THE EXERCISE: Work out the number of lines with the word "color" in the material below, then reply with that number only.

DATA SHOWN:
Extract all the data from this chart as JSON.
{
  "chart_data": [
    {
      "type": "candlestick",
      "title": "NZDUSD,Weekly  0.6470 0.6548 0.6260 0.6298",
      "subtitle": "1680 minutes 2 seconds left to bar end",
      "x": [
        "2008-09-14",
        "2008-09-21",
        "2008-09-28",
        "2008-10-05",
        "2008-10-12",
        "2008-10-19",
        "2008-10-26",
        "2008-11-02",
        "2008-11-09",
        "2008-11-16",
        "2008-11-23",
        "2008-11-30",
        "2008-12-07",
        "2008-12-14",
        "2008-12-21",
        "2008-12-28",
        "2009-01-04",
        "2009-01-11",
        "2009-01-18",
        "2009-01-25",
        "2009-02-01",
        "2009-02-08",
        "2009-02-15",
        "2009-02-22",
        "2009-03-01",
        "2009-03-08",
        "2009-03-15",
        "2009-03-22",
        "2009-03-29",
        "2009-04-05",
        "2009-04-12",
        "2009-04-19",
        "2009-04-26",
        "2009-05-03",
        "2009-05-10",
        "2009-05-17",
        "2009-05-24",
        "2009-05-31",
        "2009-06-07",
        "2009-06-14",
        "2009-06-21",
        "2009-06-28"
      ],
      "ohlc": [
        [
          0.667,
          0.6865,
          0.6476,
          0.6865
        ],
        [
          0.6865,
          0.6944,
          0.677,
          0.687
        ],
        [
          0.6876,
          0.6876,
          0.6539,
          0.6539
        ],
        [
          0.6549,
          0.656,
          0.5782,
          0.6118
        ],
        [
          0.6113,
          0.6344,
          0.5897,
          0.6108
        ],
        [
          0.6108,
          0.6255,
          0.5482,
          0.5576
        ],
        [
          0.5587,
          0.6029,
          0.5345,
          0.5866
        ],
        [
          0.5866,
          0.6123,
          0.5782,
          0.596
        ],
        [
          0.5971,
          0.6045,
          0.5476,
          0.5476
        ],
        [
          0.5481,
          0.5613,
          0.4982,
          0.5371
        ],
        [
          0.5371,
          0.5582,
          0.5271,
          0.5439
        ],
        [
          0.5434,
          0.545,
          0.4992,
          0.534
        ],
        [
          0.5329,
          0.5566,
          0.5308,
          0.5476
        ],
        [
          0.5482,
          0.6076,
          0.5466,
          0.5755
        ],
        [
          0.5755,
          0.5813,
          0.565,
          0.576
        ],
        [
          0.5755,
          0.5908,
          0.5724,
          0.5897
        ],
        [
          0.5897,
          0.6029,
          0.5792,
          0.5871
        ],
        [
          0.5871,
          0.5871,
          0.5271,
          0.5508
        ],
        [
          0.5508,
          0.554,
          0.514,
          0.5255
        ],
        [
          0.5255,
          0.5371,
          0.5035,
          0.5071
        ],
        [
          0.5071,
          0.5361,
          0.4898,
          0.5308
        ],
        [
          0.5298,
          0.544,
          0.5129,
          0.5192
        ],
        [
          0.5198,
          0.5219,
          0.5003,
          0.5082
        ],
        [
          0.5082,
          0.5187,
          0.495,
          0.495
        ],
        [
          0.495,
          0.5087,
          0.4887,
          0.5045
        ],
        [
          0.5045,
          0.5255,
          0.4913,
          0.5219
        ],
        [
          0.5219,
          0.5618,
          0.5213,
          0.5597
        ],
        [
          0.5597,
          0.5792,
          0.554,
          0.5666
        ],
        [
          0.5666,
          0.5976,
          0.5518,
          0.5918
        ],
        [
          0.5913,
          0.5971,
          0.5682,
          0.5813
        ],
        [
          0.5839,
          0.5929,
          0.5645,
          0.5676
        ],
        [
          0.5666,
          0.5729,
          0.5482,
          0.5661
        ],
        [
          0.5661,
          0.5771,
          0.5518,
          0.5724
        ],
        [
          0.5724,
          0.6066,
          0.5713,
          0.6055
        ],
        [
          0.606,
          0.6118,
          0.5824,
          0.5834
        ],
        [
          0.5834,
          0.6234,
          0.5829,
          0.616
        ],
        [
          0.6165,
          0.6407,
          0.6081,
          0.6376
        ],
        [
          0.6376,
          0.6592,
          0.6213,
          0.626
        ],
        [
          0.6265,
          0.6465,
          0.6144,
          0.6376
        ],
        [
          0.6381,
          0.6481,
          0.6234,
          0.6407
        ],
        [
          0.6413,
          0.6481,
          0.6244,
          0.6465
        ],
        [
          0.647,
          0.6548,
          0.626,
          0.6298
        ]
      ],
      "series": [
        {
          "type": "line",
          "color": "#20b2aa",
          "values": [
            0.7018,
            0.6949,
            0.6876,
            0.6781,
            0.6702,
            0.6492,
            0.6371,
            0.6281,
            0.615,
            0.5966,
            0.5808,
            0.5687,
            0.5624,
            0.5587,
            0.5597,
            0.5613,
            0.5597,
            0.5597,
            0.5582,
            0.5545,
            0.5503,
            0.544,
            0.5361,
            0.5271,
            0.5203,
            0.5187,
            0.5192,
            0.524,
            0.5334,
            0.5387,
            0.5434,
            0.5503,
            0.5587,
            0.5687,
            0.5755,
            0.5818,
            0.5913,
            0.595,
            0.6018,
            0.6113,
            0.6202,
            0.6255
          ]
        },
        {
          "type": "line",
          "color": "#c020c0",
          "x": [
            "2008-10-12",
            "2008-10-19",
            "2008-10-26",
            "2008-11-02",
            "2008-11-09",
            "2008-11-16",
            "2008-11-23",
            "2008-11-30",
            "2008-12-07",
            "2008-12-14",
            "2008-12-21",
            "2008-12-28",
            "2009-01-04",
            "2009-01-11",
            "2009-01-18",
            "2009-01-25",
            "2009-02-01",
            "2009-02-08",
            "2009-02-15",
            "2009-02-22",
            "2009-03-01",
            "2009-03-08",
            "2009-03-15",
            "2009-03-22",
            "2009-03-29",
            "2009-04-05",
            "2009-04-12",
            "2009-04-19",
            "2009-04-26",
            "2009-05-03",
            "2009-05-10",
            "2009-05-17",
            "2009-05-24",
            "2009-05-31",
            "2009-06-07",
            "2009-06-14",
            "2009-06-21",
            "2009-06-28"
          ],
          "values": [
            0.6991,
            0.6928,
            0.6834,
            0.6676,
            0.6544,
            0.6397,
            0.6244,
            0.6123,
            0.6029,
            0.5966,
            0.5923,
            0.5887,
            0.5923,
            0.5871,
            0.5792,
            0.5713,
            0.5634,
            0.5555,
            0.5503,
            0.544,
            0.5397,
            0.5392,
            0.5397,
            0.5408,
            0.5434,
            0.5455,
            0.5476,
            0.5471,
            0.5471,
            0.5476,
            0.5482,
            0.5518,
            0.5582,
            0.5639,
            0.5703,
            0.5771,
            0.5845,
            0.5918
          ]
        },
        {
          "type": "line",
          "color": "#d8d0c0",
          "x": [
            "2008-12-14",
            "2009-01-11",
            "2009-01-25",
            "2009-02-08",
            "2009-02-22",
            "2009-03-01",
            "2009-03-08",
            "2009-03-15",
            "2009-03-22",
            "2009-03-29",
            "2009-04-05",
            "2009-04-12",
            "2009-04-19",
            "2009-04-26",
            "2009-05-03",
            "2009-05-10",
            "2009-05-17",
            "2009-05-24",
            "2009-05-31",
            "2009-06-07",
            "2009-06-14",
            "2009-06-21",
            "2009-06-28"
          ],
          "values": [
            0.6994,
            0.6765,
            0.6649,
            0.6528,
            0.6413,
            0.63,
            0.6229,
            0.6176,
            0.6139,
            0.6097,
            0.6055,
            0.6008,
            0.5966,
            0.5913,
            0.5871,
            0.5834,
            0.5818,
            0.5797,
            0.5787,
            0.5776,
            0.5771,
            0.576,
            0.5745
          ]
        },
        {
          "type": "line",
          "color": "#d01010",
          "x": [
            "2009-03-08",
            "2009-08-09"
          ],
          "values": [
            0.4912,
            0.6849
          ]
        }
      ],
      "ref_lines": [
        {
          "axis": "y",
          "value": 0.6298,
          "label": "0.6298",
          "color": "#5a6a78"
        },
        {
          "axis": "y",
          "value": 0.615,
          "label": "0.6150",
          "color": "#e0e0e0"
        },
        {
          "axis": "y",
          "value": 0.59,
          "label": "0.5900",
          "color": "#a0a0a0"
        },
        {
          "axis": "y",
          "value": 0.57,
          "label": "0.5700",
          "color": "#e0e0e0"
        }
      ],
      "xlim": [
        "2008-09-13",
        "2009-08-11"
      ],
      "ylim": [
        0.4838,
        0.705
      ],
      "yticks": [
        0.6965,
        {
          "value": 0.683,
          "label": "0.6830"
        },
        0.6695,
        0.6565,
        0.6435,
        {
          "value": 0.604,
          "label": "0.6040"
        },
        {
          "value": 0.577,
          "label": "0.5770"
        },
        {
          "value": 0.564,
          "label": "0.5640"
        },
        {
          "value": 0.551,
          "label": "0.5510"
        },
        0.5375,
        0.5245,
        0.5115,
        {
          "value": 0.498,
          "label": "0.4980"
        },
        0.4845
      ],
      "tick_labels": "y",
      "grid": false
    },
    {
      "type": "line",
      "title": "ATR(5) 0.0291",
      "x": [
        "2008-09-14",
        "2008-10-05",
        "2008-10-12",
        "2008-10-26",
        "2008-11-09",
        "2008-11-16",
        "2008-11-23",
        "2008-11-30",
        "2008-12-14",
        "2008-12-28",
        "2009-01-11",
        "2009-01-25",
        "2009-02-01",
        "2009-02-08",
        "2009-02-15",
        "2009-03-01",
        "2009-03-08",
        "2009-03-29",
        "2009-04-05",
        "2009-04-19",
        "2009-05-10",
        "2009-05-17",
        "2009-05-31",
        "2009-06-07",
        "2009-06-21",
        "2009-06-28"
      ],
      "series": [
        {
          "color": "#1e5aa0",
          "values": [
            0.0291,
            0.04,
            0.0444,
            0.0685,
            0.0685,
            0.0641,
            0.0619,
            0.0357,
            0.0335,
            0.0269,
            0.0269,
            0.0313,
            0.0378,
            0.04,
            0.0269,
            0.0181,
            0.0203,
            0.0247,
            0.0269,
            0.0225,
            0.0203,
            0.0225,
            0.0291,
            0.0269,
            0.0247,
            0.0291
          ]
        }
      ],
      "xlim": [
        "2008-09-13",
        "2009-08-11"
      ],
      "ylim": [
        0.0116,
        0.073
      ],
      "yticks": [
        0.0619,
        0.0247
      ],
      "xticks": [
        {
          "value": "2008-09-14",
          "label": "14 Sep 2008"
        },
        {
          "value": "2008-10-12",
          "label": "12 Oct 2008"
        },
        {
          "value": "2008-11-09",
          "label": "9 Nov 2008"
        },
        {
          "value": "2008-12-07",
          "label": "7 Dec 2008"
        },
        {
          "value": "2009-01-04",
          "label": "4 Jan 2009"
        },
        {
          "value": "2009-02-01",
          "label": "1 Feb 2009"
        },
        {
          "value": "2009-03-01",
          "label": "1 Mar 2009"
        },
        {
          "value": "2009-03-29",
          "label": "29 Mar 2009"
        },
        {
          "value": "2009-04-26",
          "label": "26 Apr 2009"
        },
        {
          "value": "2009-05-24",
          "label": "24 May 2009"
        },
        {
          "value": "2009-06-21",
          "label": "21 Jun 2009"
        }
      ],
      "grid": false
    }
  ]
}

ANSWER IN FULL: 9